Requirements:
Copy whichever lines contain the string "Area".
(begin)
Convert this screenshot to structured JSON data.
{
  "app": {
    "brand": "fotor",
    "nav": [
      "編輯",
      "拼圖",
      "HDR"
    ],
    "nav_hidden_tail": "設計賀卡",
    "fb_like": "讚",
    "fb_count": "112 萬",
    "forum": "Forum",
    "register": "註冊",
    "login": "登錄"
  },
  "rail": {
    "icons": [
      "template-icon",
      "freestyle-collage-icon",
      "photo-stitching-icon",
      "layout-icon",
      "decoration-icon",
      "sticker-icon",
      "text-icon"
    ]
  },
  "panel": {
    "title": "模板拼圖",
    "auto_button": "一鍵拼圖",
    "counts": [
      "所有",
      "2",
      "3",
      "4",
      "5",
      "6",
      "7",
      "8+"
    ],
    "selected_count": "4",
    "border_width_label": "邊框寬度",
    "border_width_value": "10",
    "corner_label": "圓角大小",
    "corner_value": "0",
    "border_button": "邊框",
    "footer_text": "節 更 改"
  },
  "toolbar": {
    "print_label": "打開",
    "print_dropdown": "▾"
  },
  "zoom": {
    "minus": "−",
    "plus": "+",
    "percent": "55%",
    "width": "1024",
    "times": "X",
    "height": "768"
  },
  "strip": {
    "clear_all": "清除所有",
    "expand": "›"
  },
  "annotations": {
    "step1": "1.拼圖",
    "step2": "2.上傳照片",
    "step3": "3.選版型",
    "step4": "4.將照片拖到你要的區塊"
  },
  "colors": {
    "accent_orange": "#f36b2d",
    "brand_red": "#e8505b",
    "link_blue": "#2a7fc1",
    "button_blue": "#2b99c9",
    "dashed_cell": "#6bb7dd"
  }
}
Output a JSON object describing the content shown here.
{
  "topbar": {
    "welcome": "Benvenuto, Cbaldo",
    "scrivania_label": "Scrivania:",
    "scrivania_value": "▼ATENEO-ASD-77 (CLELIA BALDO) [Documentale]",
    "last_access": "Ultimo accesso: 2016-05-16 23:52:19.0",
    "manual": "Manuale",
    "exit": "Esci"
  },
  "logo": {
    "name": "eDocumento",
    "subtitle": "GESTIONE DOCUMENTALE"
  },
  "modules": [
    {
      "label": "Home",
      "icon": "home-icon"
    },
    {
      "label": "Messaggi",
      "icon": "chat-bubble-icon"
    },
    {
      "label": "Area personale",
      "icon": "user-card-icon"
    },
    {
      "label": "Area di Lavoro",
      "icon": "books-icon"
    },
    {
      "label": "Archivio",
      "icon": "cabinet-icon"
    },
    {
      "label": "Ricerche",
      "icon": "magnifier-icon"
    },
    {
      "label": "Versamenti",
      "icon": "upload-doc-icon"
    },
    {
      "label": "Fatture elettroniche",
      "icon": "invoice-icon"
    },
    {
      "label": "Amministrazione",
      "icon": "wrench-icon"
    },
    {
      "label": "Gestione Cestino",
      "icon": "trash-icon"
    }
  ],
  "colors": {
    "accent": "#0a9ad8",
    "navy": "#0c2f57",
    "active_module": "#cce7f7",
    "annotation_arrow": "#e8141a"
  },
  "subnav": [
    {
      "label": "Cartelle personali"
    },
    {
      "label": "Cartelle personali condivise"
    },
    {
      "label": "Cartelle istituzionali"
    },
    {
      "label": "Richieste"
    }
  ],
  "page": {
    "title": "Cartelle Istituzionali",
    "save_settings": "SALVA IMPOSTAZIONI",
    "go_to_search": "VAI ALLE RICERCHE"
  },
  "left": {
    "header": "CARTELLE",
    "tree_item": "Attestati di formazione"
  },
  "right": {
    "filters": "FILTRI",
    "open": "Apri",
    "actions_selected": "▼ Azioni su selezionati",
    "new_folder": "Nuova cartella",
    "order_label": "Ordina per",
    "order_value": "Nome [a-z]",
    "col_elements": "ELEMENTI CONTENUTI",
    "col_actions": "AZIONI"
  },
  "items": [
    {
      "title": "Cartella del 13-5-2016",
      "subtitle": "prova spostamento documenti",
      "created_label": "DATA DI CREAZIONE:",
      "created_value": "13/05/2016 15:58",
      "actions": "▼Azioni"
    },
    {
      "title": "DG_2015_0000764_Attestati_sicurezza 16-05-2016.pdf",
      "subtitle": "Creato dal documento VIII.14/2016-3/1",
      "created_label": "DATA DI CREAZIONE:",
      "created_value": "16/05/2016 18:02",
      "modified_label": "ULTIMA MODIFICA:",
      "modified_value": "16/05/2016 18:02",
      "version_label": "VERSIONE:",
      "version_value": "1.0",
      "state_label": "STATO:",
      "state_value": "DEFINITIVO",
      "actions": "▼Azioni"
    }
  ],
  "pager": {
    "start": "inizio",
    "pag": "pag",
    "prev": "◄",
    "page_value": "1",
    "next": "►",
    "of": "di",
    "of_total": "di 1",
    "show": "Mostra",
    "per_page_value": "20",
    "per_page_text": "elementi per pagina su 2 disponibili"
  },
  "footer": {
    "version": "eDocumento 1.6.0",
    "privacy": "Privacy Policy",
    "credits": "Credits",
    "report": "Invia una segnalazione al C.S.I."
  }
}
(end)
Answer below:
      "label": "Area personale",
      "label": "Area di Lavoro",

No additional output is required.